* **ATIVIDADES PROPOSTAS**
• A. No texto sobre os pés e os dedos depois das férias, que calçado os dedos precisam pôr no lugar das chinelas fios-dentais?
• B. Escreva a continuação do texto sobre os pés e os dedos no fim das férias, começando logo após a última frase.

* **TEXTO PARA LEITURA**
######
DEDOS PELADOS, PÉS ENCHARCADOS...

Pois então. As férias acabaram. A vida precisa seguir aqueles fazedores de caminhos, que são os pés. Para eles já bastam de bacias cheias de água morninha e sais preguiçosos. Quanto aos seus companheiros, os dedos, eles, mais do que ninguém, precisam deixar de lado a nudez das chinelas fios-dentais e calçar o bom e velho all-star – ah, e como esses ordinários gostam de andar pelados! Às vezes até os censuro: “Controlem-se, rapazes! Assim é demais, pô!” Mas não há ouvidos, restam “olvido” (no sentido de esquecimento). É. Eles me ignoram mesmo. Parece não saberem que é hora de apertarem-se dentro dos tênis e porem-se no chão. Porém, espertos como são, desconfio que fazem-se é de ‘dessabidos’ de suas obrigações. “É bom que se vistam logo, minha gente!” – reclamo outra vez – “Precisam ajudar no equilíbrio dos passos. Quanta enrolação! É importante. Vamos logo!”
Verdade, eles me dão um trabalhão. Nossa, e como são teimosos, esses meninos! Acostumaram-se fácil ao descanso do ‘nada-pra-fazer’. Acho que é por isso que ultimamente os horizontes parecem desorientados. Os pés é que lhes tiram à embriaguez das distâncias, cavam pegadas neles. E se os bonitos estavam embaciados e os dedos fazendo-se de surdos e descansados, não há distância que possa existir para o restante do corpo, sobretudo aos olhos. Mas deu. Vou forçá-los, uma vez que se continuarem assim daqui a pouco estarão virando raízes. Vamos lá, gurizada! Não sou árvore. O mundo chama. Bora! Bora!
######
* **MATERIAL FORNECIDO**
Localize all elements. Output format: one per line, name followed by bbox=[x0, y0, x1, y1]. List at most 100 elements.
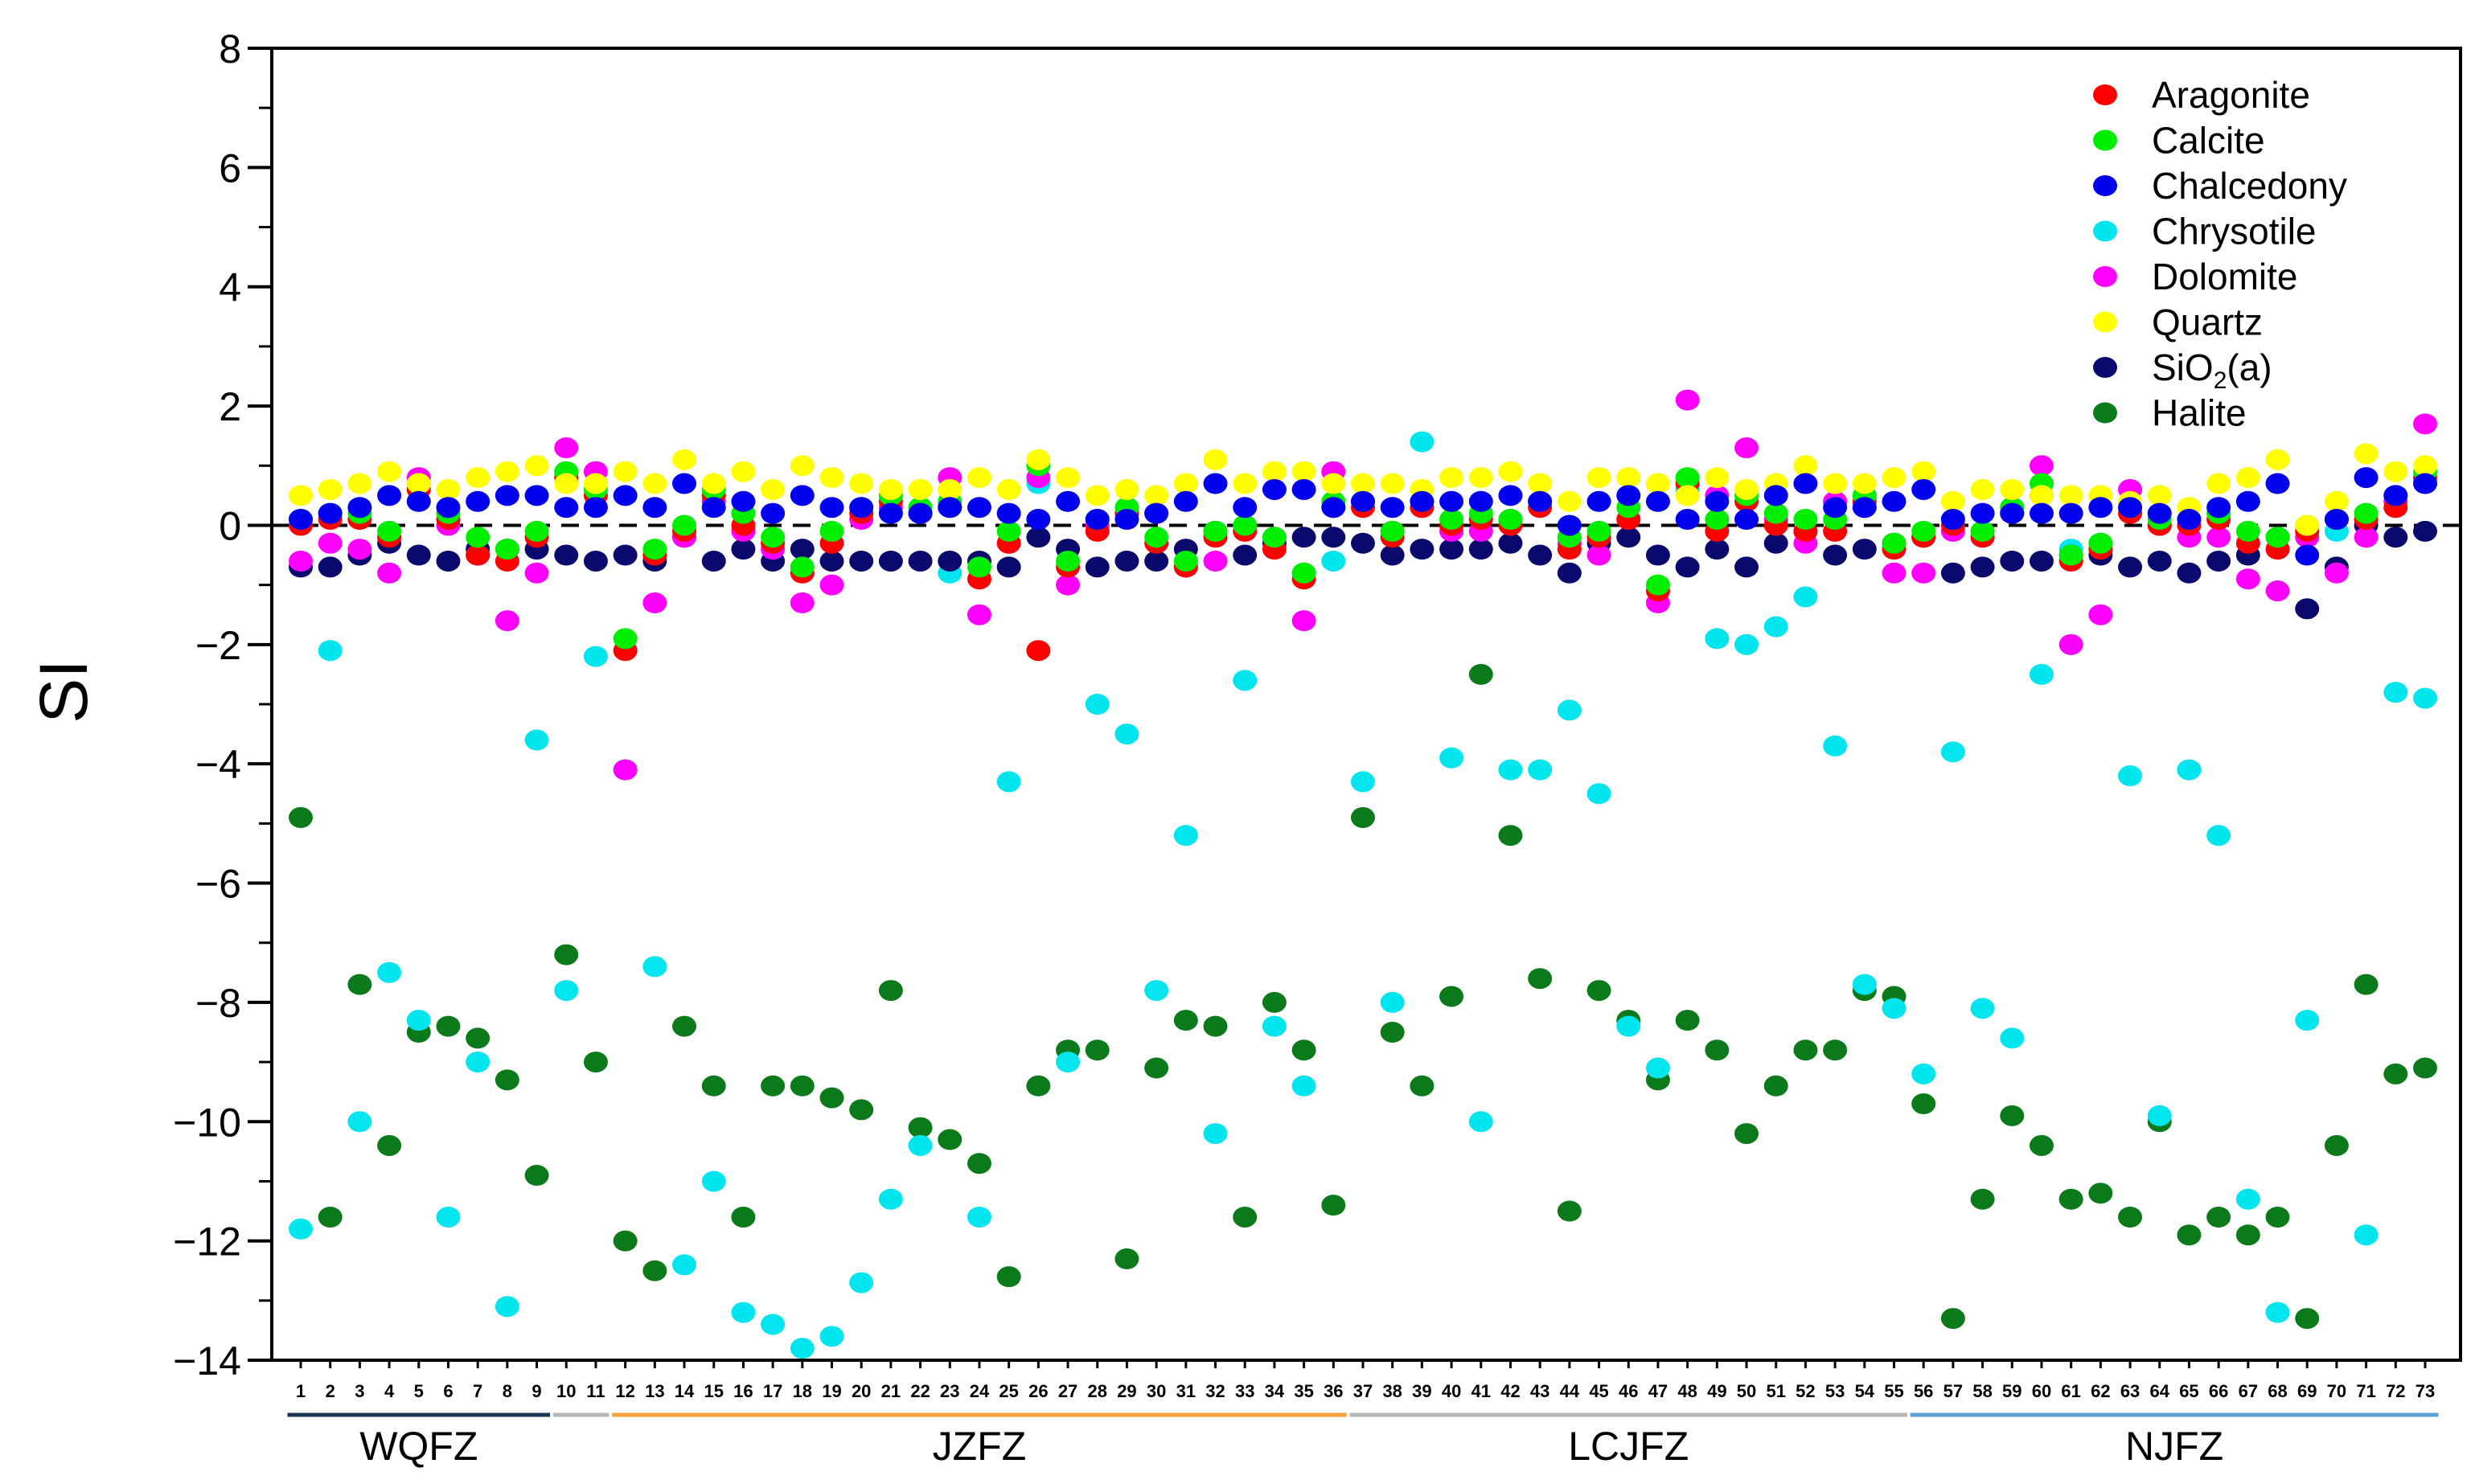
######
* **RESPOSTAS ESCRITAS**
• A. O bom e velho all-star.

• B.
Sim, vesti-los é como vestir bebês. Ponho até talquinho. Depois enrolo uma meia, ponho em um; outra, ponho noutro. Os tênis vêm depois. Querem correr. E pensar que foram eles que me obrigaram a comprar tantos all-stares. Bom, eu gosto!
Enfim, sem alternativas, tenho um pedido:
“Queridos pés e amigos dedos, chega de esconderem-se em um cruzar de pernas. Sabem que faço isso enquanto leio. Preciso disso para sair ao longe de dentro de mim mesmo. Desculpem se para isso não precisei de vocês. Contudo, agora preciso. Preciso que andem e façam uma estrada bonita para nós. Entendam o seguinte, o período de férias acabou e, se ainda estão cansados, alonguem-se, há muitas distâncias a serem percorridas. Saibam que enquanto relaxavam na bacia e desfilavam peladões, fiz trabalharem os olhos e os dedo. Só que neste momento preciso que não desistam de mim. A vida chama. Levem-me daqui. Difícil, eu sei! O que me dá a vocês outro motivo para não sossegarem. Querem atrofiar? Venham, tracem os caminhos que só vocês sabem desenhar. Prontos? Então vamos lá...”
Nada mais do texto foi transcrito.